*Task requirements*. Rewrite the stretch of material from its start through the line containing "334, 335, 368]", replacing "caption" with "figure-caption" and leaving everything else unchanged.

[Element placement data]
╭──
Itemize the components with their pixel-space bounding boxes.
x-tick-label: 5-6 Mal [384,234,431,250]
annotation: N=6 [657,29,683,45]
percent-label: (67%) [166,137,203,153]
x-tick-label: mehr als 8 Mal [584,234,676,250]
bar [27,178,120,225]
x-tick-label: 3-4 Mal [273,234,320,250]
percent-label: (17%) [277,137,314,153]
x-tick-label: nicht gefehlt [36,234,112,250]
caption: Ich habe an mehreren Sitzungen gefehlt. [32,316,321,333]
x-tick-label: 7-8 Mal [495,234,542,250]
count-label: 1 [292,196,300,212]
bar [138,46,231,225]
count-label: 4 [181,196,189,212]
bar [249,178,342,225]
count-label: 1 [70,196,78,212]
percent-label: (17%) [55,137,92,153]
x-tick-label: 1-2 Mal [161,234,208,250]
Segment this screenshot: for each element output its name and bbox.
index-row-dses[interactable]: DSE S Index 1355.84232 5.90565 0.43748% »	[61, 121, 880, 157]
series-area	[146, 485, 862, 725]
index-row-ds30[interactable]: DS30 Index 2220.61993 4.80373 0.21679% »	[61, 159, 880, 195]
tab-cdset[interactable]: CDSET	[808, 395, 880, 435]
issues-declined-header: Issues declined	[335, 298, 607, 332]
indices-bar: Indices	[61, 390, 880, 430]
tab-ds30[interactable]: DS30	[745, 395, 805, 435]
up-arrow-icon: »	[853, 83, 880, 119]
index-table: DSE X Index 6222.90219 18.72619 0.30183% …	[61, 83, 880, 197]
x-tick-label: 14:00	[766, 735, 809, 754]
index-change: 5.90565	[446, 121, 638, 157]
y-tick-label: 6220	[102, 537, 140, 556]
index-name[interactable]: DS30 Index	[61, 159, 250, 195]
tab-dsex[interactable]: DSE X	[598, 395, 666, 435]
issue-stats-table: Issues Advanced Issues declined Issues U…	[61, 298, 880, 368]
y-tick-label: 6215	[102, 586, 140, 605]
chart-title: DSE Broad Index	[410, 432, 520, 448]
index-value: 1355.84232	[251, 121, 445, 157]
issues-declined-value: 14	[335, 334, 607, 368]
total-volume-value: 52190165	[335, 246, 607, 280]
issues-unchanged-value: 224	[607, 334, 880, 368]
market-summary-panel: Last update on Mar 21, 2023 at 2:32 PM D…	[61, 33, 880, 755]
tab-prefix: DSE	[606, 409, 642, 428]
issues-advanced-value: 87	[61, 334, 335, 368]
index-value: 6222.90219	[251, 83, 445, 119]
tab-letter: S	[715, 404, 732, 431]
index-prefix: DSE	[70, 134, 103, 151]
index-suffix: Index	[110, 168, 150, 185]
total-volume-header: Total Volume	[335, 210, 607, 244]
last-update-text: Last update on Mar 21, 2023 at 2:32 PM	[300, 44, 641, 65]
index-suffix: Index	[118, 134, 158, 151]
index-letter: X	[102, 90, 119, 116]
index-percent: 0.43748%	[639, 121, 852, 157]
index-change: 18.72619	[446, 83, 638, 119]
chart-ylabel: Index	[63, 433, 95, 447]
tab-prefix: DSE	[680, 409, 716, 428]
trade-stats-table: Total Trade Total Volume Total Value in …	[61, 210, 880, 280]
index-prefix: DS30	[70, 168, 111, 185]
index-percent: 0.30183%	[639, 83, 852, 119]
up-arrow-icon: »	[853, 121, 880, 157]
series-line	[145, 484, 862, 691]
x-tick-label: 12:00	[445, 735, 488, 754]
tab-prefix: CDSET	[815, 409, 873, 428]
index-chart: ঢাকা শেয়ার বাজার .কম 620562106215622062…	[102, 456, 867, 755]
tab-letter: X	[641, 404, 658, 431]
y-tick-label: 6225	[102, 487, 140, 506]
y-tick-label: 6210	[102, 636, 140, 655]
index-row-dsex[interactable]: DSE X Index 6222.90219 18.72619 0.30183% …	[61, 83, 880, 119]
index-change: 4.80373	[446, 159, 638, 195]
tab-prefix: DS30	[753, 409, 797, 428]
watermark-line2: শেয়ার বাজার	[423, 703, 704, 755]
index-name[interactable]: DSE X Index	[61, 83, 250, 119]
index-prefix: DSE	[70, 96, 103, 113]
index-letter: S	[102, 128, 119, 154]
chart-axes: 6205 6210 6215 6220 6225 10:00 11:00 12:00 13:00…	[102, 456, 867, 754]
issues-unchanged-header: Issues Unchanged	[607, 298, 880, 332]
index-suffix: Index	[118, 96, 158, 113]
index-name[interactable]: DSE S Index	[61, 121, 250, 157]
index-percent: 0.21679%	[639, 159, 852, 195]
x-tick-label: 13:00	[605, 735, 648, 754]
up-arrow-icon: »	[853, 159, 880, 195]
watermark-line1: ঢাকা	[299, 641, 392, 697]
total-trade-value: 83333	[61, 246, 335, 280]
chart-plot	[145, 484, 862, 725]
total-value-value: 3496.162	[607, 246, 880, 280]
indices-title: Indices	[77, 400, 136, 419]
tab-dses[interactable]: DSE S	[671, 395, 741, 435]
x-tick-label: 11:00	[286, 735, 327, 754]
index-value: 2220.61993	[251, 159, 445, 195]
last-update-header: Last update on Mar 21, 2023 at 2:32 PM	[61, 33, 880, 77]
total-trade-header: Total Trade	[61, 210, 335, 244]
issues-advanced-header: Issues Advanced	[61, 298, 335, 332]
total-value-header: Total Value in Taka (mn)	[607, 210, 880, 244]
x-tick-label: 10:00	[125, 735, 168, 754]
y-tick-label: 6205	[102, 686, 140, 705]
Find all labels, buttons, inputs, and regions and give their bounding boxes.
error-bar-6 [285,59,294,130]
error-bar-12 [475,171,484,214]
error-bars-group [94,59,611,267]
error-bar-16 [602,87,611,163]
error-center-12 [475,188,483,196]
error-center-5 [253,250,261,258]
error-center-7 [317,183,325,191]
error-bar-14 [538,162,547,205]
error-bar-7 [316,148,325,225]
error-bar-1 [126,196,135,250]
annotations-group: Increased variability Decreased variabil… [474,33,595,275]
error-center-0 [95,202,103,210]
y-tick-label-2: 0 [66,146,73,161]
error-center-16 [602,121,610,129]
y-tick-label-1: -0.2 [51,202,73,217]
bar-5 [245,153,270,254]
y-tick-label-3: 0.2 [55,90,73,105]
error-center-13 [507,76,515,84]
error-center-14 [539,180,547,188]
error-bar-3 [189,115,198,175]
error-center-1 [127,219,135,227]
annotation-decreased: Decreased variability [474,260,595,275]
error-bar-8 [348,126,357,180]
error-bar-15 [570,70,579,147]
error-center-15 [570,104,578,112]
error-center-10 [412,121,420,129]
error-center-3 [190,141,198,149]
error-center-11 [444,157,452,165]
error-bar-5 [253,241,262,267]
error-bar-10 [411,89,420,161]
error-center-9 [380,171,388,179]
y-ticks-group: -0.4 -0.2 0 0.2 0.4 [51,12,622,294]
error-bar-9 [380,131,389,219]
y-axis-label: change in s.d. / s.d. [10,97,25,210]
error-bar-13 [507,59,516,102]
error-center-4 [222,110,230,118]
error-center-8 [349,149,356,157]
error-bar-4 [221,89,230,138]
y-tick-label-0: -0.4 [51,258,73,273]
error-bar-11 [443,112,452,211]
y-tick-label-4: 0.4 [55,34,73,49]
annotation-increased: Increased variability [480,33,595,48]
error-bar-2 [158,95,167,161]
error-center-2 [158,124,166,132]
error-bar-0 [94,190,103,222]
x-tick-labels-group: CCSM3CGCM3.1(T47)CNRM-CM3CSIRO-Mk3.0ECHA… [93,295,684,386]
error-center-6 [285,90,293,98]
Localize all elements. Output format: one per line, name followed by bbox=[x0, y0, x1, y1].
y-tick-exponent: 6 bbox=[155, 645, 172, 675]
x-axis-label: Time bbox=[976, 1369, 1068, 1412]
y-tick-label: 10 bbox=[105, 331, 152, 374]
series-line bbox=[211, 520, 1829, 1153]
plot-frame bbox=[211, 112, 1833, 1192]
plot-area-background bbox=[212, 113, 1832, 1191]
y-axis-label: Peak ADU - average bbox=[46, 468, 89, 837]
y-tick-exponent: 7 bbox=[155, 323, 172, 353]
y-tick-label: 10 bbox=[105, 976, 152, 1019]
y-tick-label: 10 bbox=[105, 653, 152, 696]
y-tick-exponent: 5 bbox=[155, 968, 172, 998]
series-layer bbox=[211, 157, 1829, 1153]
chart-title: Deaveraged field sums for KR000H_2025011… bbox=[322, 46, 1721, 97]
╰──
*Completed task*.
Itemize the components with their pixel-space bounding boxes.
x-tick-label: 5-6 Mal [384,234,431,250]
annotation: N=6 [657,29,683,45]
percent-label: (67%) [166,137,203,153]
x-tick-label: mehr als 8 Mal [584,234,676,250]
bar [27,178,120,225]
x-tick-label: 3-4 Mal [273,234,320,250]
percent-label: (17%) [277,137,314,153]
x-tick-label: nicht gefehlt [36,234,112,250]
figure-caption: Ich habe an mehreren Sitzungen gefehlt. [32,316,321,333]
x-tick-label: 7-8 Mal [495,234,542,250]
count-label: 1 [292,196,300,212]
bar [138,46,231,225]
count-label: 4 [181,196,189,212]
bar [249,178,342,225]
count-label: 1 [70,196,78,212]
percent-label: (17%) [55,137,92,153]
x-tick-label: 1-2 Mal [161,234,208,250]
Segment this screenshot: for each element output its name and bbox.
index-row-dses[interactable]: DSE S Index 1355.84232 5.90565 0.43748% »	[61, 121, 880, 157]
series-area	[146, 485, 862, 725]
index-row-ds30[interactable]: DS30 Index 2220.61993 4.80373 0.21679% »	[61, 159, 880, 195]
tab-cdset[interactable]: CDSET	[808, 395, 880, 435]
issues-declined-header: Issues declined	[335, 298, 607, 332]
indices-bar: Indices	[61, 390, 880, 430]
tab-ds30[interactable]: DS30	[745, 395, 805, 435]
up-arrow-icon: »	[853, 83, 880, 119]
index-table: DSE X Index 6222.90219 18.72619 0.30183% …	[61, 83, 880, 197]
x-tick-label: 14:00	[766, 735, 809, 754]
index-change: 5.90565	[446, 121, 638, 157]
y-tick-label: 6220	[102, 537, 140, 556]
index-name[interactable]: DS30 Index	[61, 159, 250, 195]
tab-dsex[interactable]: DSE X	[598, 395, 666, 435]
issue-stats-table: Issues Advanced Issues declined Issues U…	[61, 298, 880, 368]
y-tick-label: 6215	[102, 586, 140, 605]
chart-title: DSE Broad Index	[410, 432, 520, 448]
index-value: 1355.84232	[251, 121, 445, 157]
issues-declined-value: 14	[335, 334, 607, 368]
total-volume-value: 52190165	[335, 246, 607, 280]
issues-unchanged-value: 224	[607, 334, 880, 368]
market-summary-panel: Last update on Mar 21, 2023 at 2:32 PM D…	[61, 33, 880, 755]
tab-prefix: DSE	[606, 409, 642, 428]
issues-advanced-value: 87	[61, 334, 335, 368]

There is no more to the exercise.